> Items from a data source

## START

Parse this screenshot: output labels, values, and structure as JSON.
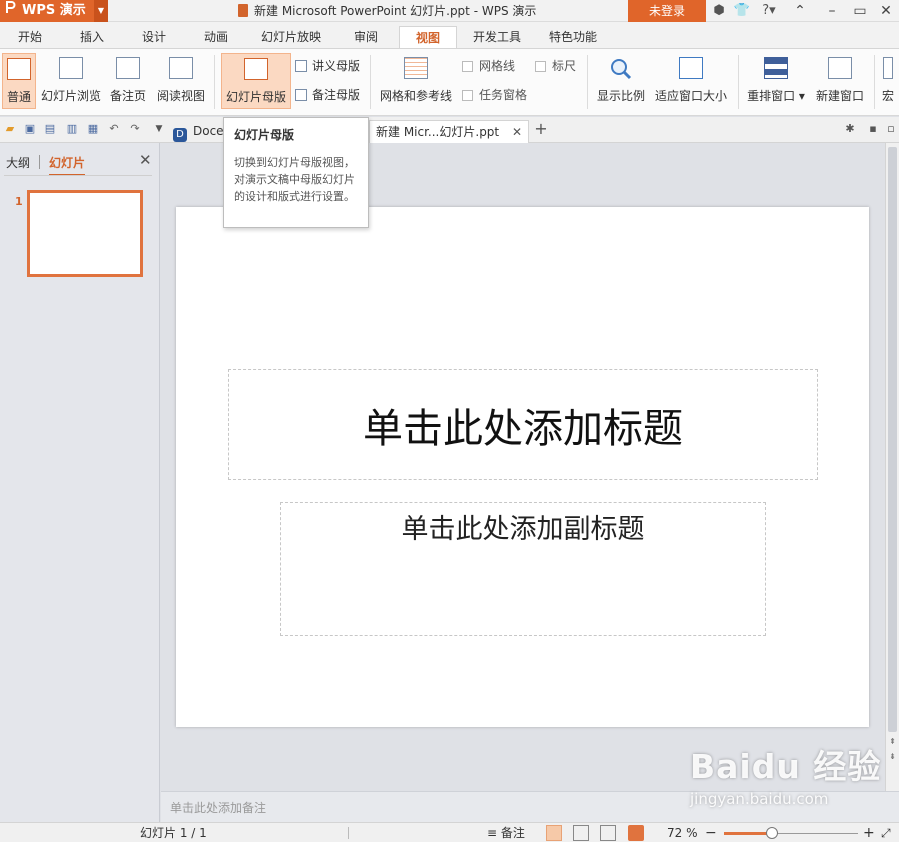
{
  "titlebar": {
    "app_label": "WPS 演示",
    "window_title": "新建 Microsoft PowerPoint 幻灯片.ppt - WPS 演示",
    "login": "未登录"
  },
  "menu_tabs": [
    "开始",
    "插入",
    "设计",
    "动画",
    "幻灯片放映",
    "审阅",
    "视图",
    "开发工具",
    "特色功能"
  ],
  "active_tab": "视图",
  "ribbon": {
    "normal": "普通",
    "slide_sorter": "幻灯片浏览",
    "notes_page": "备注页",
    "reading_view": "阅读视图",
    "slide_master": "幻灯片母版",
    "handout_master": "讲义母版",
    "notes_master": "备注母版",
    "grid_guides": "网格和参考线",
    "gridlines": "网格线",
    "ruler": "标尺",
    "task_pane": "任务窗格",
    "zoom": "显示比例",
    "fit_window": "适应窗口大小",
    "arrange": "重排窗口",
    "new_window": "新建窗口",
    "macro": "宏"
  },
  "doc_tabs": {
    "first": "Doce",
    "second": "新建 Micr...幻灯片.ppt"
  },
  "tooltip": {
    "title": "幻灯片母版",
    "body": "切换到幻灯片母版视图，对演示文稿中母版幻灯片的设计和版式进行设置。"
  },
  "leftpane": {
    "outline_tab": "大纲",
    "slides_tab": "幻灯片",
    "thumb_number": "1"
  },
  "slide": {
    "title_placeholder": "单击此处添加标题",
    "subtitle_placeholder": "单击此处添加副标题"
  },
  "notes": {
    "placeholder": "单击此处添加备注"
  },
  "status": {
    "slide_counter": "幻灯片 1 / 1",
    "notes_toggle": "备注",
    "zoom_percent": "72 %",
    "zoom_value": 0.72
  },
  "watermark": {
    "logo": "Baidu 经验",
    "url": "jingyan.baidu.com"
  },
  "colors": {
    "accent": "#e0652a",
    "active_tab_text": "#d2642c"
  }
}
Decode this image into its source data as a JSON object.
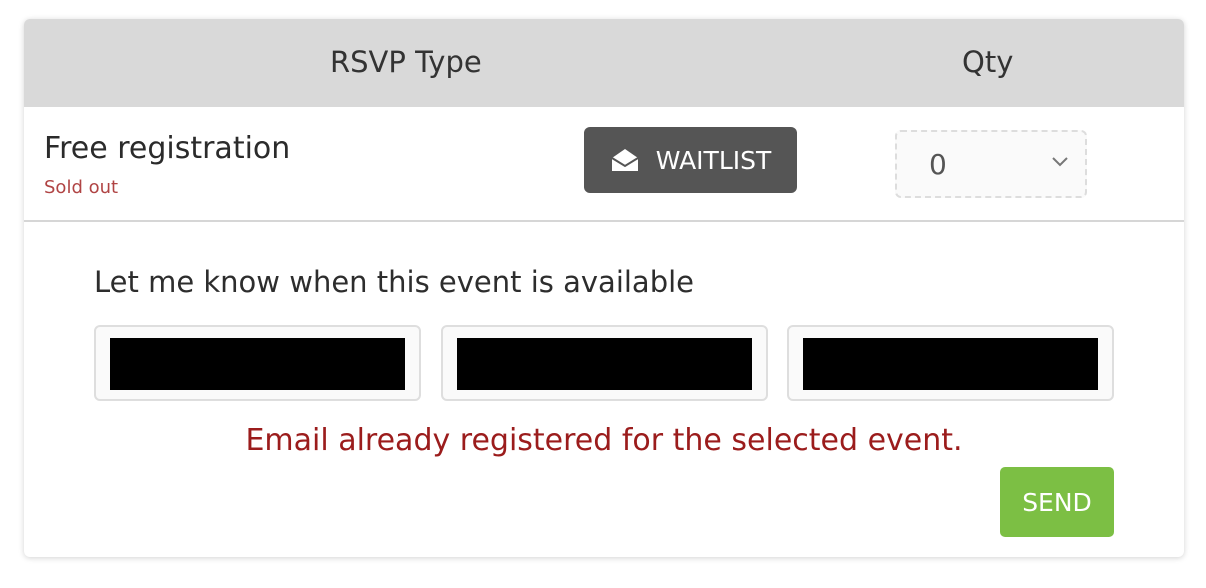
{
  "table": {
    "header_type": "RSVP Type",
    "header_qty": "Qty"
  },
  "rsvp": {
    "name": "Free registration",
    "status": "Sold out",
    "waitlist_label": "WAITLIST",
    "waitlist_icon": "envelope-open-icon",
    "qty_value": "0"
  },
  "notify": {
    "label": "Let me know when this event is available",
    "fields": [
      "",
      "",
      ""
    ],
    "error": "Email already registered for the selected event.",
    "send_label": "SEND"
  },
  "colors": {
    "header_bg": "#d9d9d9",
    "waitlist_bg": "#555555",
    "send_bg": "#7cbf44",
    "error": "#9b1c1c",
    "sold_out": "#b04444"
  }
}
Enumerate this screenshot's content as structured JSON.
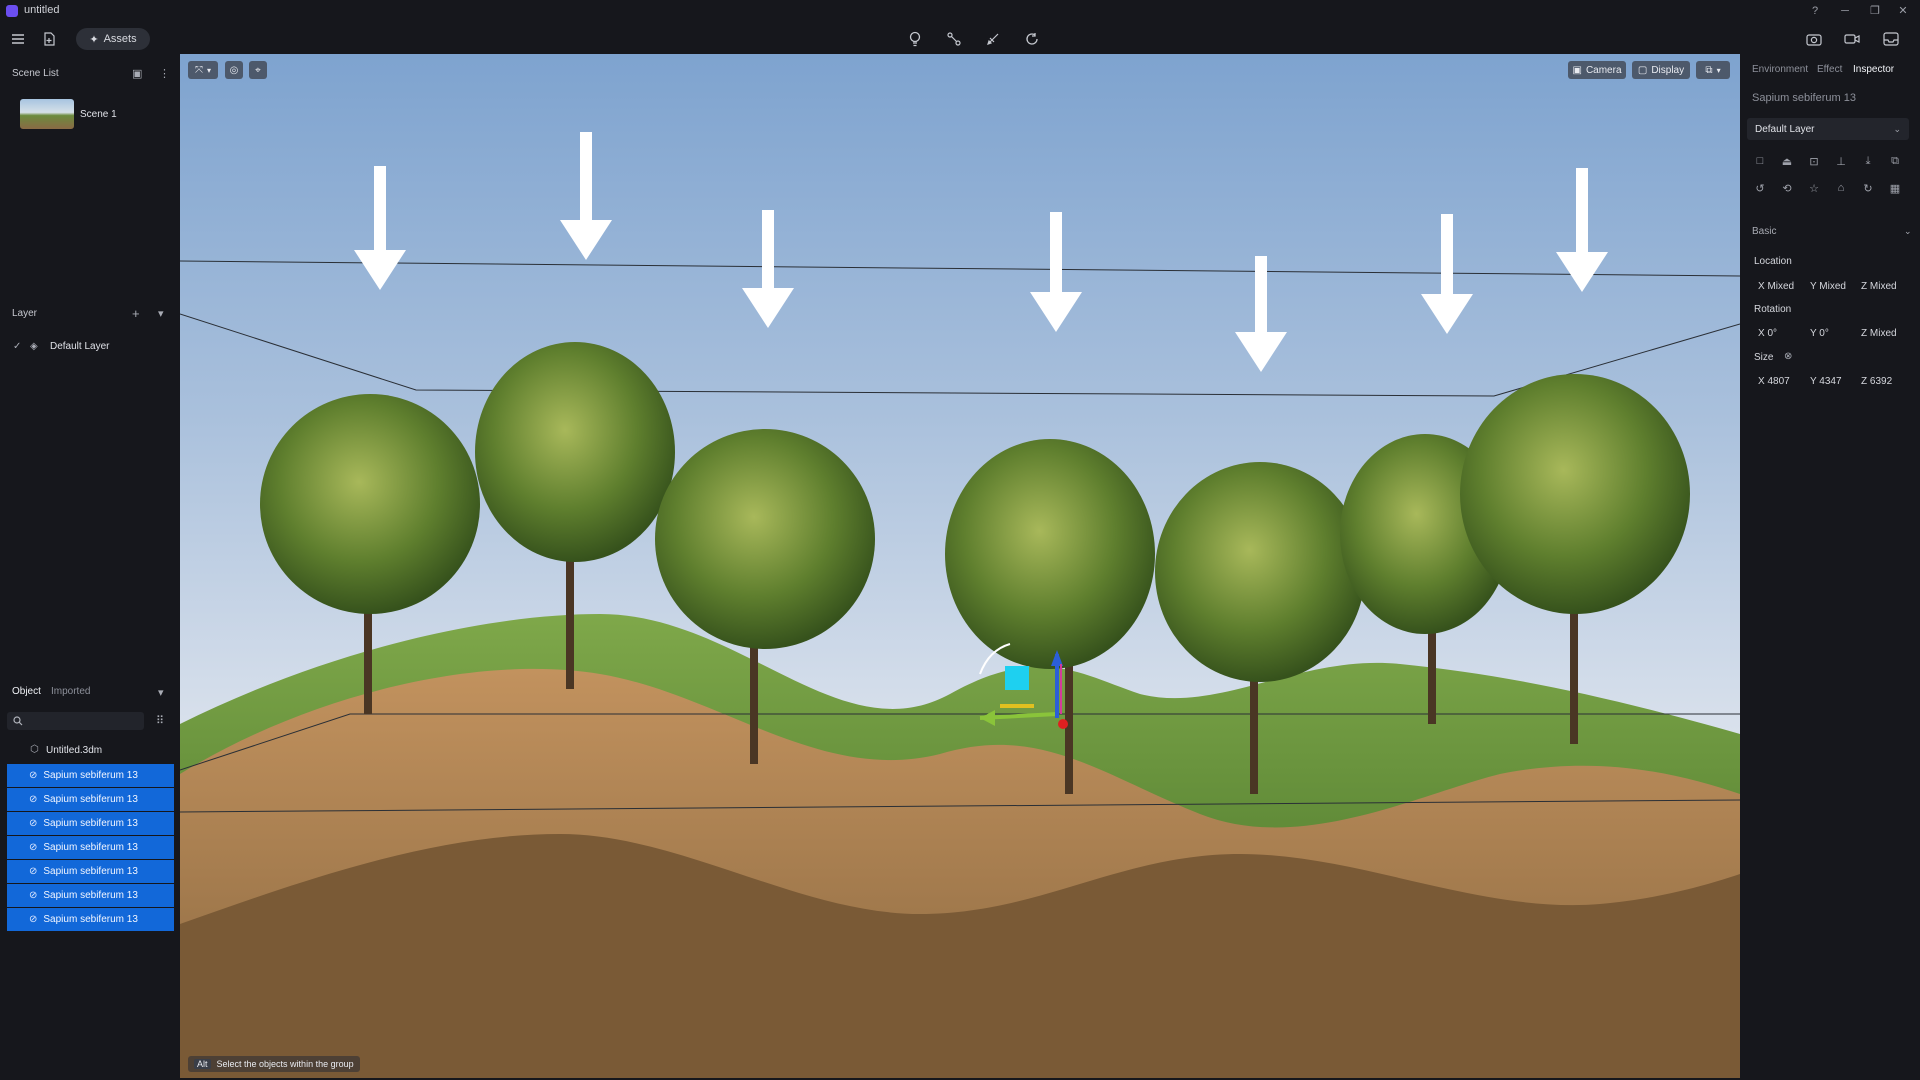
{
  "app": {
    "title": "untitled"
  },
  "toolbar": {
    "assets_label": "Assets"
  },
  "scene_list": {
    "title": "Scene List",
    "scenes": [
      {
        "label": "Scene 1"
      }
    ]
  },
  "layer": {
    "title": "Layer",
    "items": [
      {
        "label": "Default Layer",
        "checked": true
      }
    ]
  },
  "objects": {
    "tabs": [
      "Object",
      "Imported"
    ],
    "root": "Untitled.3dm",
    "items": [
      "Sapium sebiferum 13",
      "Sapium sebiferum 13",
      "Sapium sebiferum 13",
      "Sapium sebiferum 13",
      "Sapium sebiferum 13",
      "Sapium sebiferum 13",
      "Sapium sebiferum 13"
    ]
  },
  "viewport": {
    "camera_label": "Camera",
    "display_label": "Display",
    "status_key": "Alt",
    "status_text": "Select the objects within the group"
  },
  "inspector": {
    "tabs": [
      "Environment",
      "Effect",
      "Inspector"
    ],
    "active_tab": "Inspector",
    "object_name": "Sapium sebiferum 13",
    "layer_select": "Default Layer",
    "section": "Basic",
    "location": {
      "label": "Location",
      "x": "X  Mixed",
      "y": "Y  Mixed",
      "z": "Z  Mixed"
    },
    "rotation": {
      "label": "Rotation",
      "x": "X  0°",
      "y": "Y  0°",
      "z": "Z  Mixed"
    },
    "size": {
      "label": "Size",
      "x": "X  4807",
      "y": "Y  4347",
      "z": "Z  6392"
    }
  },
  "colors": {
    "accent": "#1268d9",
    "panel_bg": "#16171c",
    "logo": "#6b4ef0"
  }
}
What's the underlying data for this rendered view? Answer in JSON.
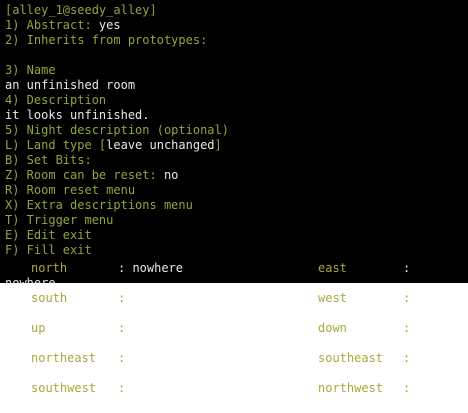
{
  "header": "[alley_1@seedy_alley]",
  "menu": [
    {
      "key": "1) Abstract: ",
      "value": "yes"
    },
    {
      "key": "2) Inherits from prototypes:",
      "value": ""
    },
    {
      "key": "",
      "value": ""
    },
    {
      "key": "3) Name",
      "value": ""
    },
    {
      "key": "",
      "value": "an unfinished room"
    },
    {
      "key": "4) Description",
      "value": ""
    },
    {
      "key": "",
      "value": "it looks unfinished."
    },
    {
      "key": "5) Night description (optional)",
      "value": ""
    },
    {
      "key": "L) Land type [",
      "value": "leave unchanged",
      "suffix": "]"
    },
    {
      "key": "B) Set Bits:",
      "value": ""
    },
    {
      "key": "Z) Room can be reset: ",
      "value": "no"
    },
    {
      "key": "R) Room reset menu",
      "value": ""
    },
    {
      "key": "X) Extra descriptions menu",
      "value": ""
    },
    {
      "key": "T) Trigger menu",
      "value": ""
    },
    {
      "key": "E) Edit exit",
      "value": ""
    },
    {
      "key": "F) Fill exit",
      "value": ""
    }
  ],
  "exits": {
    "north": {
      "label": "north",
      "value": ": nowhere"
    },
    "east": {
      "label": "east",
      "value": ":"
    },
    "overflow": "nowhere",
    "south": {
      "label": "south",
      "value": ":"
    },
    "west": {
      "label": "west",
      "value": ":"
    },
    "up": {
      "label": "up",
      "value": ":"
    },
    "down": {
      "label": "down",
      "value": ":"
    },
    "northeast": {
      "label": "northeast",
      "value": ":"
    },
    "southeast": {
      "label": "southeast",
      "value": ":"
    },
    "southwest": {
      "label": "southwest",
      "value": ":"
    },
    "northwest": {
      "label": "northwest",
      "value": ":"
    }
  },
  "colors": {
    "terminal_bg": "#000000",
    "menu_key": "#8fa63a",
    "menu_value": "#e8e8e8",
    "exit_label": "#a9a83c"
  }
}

## END

> What this task involves
Copy all the lines above that hold the string "JSON".

> The completed task
Parse this screenshot: output labels, values, and structure as JSON.
Decode this image into its source data as a JSON object.
Enumerate this screenshot's content as structured JSON.
What's the underlying data for this rendered view? Answer in JSON.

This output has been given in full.